** Entries with figure data **
____
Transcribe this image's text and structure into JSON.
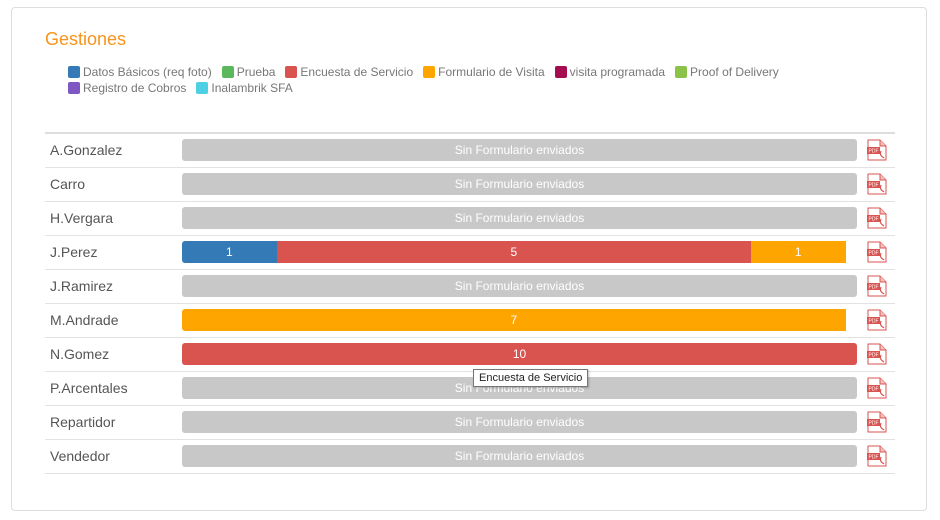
{
  "panel": {
    "title": "Gestiones",
    "legend": [
      {
        "label": "Datos Básicos (req foto)",
        "color": "#337ab7"
      },
      {
        "label": "Prueba",
        "color": "#5cb85c"
      },
      {
        "label": "Encuesta de Servicio",
        "color": "#d9534f"
      },
      {
        "label": "Formulario de Visita",
        "color": "#ffa500"
      },
      {
        "label": "visita programada",
        "color": "#a50d50"
      },
      {
        "label": "Proof of Delivery",
        "color": "#8bc34a"
      },
      {
        "label": "Registro de Cobros",
        "color": "#7e57c2"
      },
      {
        "label": "Inalambrik SFA",
        "color": "#4dd0e1"
      }
    ],
    "empty_label": "Sin Formulario enviados",
    "rows": [
      {
        "name": "A.Gonzalez",
        "segments": []
      },
      {
        "name": "Carro",
        "segments": []
      },
      {
        "name": "H.Vergara",
        "segments": []
      },
      {
        "name": "J.Perez",
        "segments": [
          {
            "value": 1,
            "color": "#337ab7",
            "label": "1",
            "type": "Datos Básicos (req foto)"
          },
          {
            "value": 5,
            "color": "#d9534f",
            "label": "5",
            "type": "Encuesta de Servicio"
          },
          {
            "value": 1,
            "color": "#ffa500",
            "label": "1",
            "type": "Formulario de Visita"
          }
        ]
      },
      {
        "name": "J.Ramirez",
        "segments": []
      },
      {
        "name": "M.Andrade",
        "segments": [
          {
            "value": 7,
            "color": "#ffa500",
            "label": "7",
            "type": "Formulario de Visita"
          }
        ]
      },
      {
        "name": "N.Gomez",
        "segments": [
          {
            "value": 10,
            "color": "#d9534f",
            "label": "10",
            "type": "Encuesta de Servicio"
          }
        ]
      },
      {
        "name": "P.Arcentales",
        "segments": []
      },
      {
        "name": "Repartidor",
        "segments": []
      },
      {
        "name": "Vendedor",
        "segments": []
      }
    ],
    "pdf_icon": "pdf-icon",
    "tooltip": "Encuesta de Servicio"
  }
}
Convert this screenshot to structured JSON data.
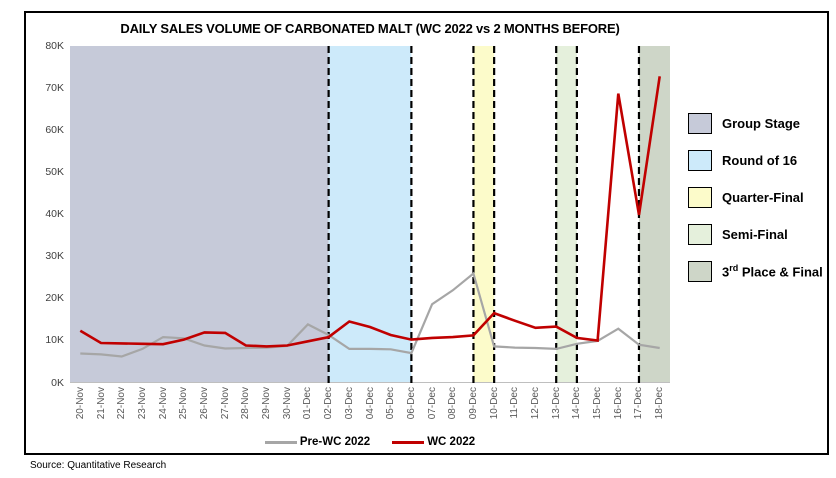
{
  "title": "DAILY SALES VOLUME OF CARBONATED MALT (WC 2022 vs 2 MONTHS BEFORE)",
  "source": "Source: Quantitative Research",
  "series_legend": {
    "pre_label": "Pre-WC 2022",
    "wc_label": "WC 2022"
  },
  "stage_legend": {
    "items": [
      {
        "label": "Group Stage",
        "color": "#c6cad9"
      },
      {
        "label": "Round of 16",
        "color": "#cdeafa"
      },
      {
        "label": "Quarter-Final",
        "color": "#fcfbca"
      },
      {
        "label": "Semi-Final",
        "color": "#e5f0dc"
      },
      {
        "label": "3rd Place & Final",
        "color": "#ced6c8"
      }
    ]
  },
  "chart_data": {
    "type": "line",
    "title": "DAILY SALES VOLUME OF CARBONATED MALT (WC 2022 vs 2 MONTHS BEFORE)",
    "xlabel": "",
    "ylabel": "",
    "y_unit": "K",
    "ylim": [
      0,
      80
    ],
    "y_ticks": [
      "0K",
      "10K",
      "20K",
      "30K",
      "40K",
      "50K",
      "60K",
      "70K",
      "80K"
    ],
    "grid": false,
    "legend_position": "bottom",
    "categories": [
      "20-Nov",
      "21-Nov",
      "22-Nov",
      "23-Nov",
      "24-Nov",
      "25-Nov",
      "26-Nov",
      "27-Nov",
      "28-Nov",
      "29-Nov",
      "30-Nov",
      "01-Dec",
      "02-Dec",
      "03-Dec",
      "04-Dec",
      "05-Dec",
      "06-Dec",
      "07-Dec",
      "08-Dec",
      "09-Dec",
      "10-Dec",
      "11-Dec",
      "12-Dec",
      "13-Dec",
      "14-Dec",
      "15-Dec",
      "16-Dec",
      "17-Dec",
      "18-Dec"
    ],
    "series": [
      {
        "name": "Pre-WC 2022",
        "color": "#a6a6a6",
        "values_thousands": [
          7.0,
          6.8,
          6.3,
          8.1,
          10.9,
          10.6,
          8.9,
          8.2,
          8.3,
          8.4,
          8.8,
          13.9,
          11.4,
          8.1,
          8.1,
          8.0,
          7.1,
          18.7,
          22.0,
          26.0,
          8.7,
          8.4,
          8.3,
          8.1,
          9.3,
          10.0,
          12.9,
          9.1,
          8.3
        ]
      },
      {
        "name": "WC 2022",
        "color": "#c00000",
        "values_thousands": [
          12.4,
          9.5,
          9.4,
          9.3,
          9.2,
          10.3,
          12.0,
          11.9,
          8.9,
          8.7,
          8.9,
          9.9,
          10.9,
          14.6,
          13.3,
          11.4,
          10.3,
          10.7,
          10.9,
          11.3,
          16.6,
          14.8,
          13.1,
          13.4,
          10.7,
          10.1,
          68.7,
          39.9,
          72.8
        ]
      }
    ],
    "stage_bands": [
      {
        "label": "Group Stage",
        "color": "#c6cad9",
        "from": "edge",
        "to": "02-Dec"
      },
      {
        "label": "Round of 16",
        "color": "#cdeafa",
        "from": "02-Dec",
        "to": "06-Dec"
      },
      {
        "label": "Quarter-Final",
        "color": "#fcfbca",
        "from": "09-Dec",
        "to": "10-Dec"
      },
      {
        "label": "Semi-Final",
        "color": "#e5f0dc",
        "from": "13-Dec",
        "to": "14-Dec"
      },
      {
        "label": "3rd Place & Final",
        "color": "#ced6c8",
        "from": "17-Dec",
        "to": "edge"
      }
    ],
    "dashed_boundaries": [
      "02-Dec",
      "06-Dec",
      "09-Dec",
      "10-Dec",
      "13-Dec",
      "14-Dec",
      "17-Dec"
    ],
    "axis_line_color": "#bfbfbf"
  }
}
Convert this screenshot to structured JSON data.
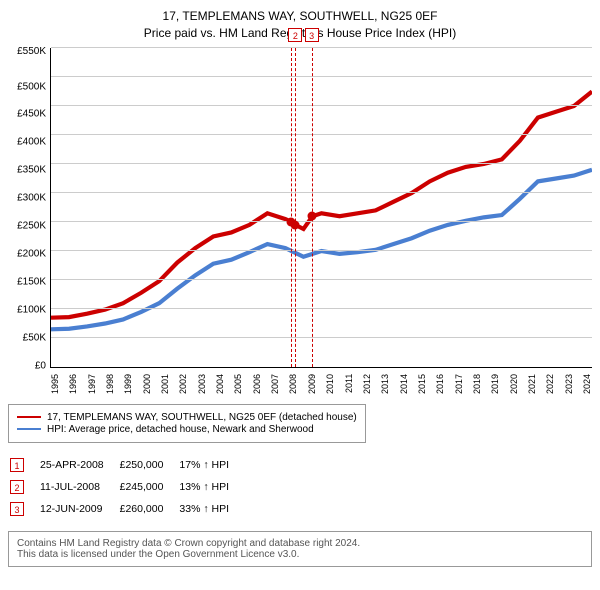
{
  "title": {
    "address": "17, TEMPLEMANS WAY, SOUTHWELL, NG25 0EF",
    "subtitle": "Price paid vs. HM Land Registry's House Price Index (HPI)"
  },
  "chart": {
    "type": "line",
    "background_color": "#ffffff",
    "grid_color": "#cccccc",
    "axis_color": "#000000",
    "ylim": [
      0,
      550
    ],
    "ytick_step": 50,
    "yunit_prefix": "£",
    "yunit_suffix": "K",
    "yticks": [
      "£0",
      "£50K",
      "£100K",
      "£150K",
      "£200K",
      "£250K",
      "£300K",
      "£350K",
      "£400K",
      "£450K",
      "£500K",
      "£550K"
    ],
    "xlim": [
      1995,
      2025
    ],
    "xticks": [
      "1995",
      "1996",
      "1997",
      "1998",
      "1999",
      "2000",
      "2001",
      "2002",
      "2003",
      "2004",
      "2005",
      "2006",
      "2007",
      "2008",
      "2009",
      "2010",
      "2011",
      "2012",
      "2013",
      "2014",
      "2015",
      "2016",
      "2017",
      "2018",
      "2019",
      "2020",
      "2021",
      "2022",
      "2023",
      "2024"
    ],
    "line_width": 1.4,
    "series": [
      {
        "name": "subject",
        "label": "17, TEMPLEMANS WAY, SOUTHWELL, NG25 0EF (detached house)",
        "color": "#cc0000",
        "points": [
          [
            1995,
            85
          ],
          [
            1996,
            86
          ],
          [
            1997,
            92
          ],
          [
            1998,
            99
          ],
          [
            1999,
            110
          ],
          [
            2000,
            128
          ],
          [
            2001,
            148
          ],
          [
            2002,
            180
          ],
          [
            2003,
            205
          ],
          [
            2004,
            225
          ],
          [
            2005,
            232
          ],
          [
            2006,
            245
          ],
          [
            2007,
            265
          ],
          [
            2008,
            255
          ],
          [
            2008.35,
            250
          ],
          [
            2008.55,
            245
          ],
          [
            2009,
            238
          ],
          [
            2009.5,
            260
          ],
          [
            2010,
            265
          ],
          [
            2011,
            260
          ],
          [
            2012,
            265
          ],
          [
            2013,
            270
          ],
          [
            2014,
            285
          ],
          [
            2015,
            300
          ],
          [
            2016,
            320
          ],
          [
            2017,
            335
          ],
          [
            2018,
            345
          ],
          [
            2019,
            350
          ],
          [
            2020,
            358
          ],
          [
            2021,
            390
          ],
          [
            2022,
            430
          ],
          [
            2023,
            440
          ],
          [
            2024,
            450
          ],
          [
            2025,
            475
          ]
        ]
      },
      {
        "name": "hpi",
        "label": "HPI: Average price, detached house, Newark and Sherwood",
        "color": "#4a7fd1",
        "points": [
          [
            1995,
            65
          ],
          [
            1996,
            66
          ],
          [
            1997,
            70
          ],
          [
            1998,
            75
          ],
          [
            1999,
            82
          ],
          [
            2000,
            95
          ],
          [
            2001,
            110
          ],
          [
            2002,
            135
          ],
          [
            2003,
            158
          ],
          [
            2004,
            178
          ],
          [
            2005,
            185
          ],
          [
            2006,
            198
          ],
          [
            2007,
            212
          ],
          [
            2008,
            205
          ],
          [
            2009,
            190
          ],
          [
            2010,
            200
          ],
          [
            2011,
            195
          ],
          [
            2012,
            198
          ],
          [
            2013,
            202
          ],
          [
            2014,
            212
          ],
          [
            2015,
            222
          ],
          [
            2016,
            235
          ],
          [
            2017,
            245
          ],
          [
            2018,
            252
          ],
          [
            2019,
            258
          ],
          [
            2020,
            262
          ],
          [
            2021,
            290
          ],
          [
            2022,
            320
          ],
          [
            2023,
            325
          ],
          [
            2024,
            330
          ],
          [
            2025,
            340
          ]
        ]
      }
    ],
    "sale_markers": [
      {
        "id": "1",
        "x": 2008.3,
        "y": 250,
        "above_chart": false
      },
      {
        "id": "2",
        "x": 2008.55,
        "y": 245,
        "above_chart": true
      },
      {
        "id": "3",
        "x": 2009.45,
        "y": 260,
        "above_chart": true
      }
    ],
    "marker_fill": "#cc0000",
    "marker_box_border": "#cc0000",
    "vline_color": "#cc0000",
    "vline_dash": "2,3"
  },
  "legend": {
    "border_color": "#999999",
    "font_size": 10
  },
  "sales": {
    "color": "#cc0000",
    "rows": [
      {
        "id": "1",
        "date": "25-APR-2008",
        "price": "£250,000",
        "delta": "17% ↑ HPI"
      },
      {
        "id": "2",
        "date": "11-JUL-2008",
        "price": "£245,000",
        "delta": "13% ↑ HPI"
      },
      {
        "id": "3",
        "date": "12-JUN-2009",
        "price": "£260,000",
        "delta": "33% ↑ HPI"
      }
    ]
  },
  "footer": {
    "line1": "Contains HM Land Registry data © Crown copyright and database right 2024.",
    "line2": "This data is licensed under the Open Government Licence v3.0."
  }
}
____
** What is being asked **
Show each line of the listing that holds the string "CARBONATED".

** Exercise output **
  "title": "DAILY SALES VOLUME OF CARBONATED MALT (WC 2022 vs 2 MONTHS BEFORE)",
    "title": "DAILY SALES VOLUME OF CARBONATED MALT (WC 2022 vs 2 MONTHS BEFORE)",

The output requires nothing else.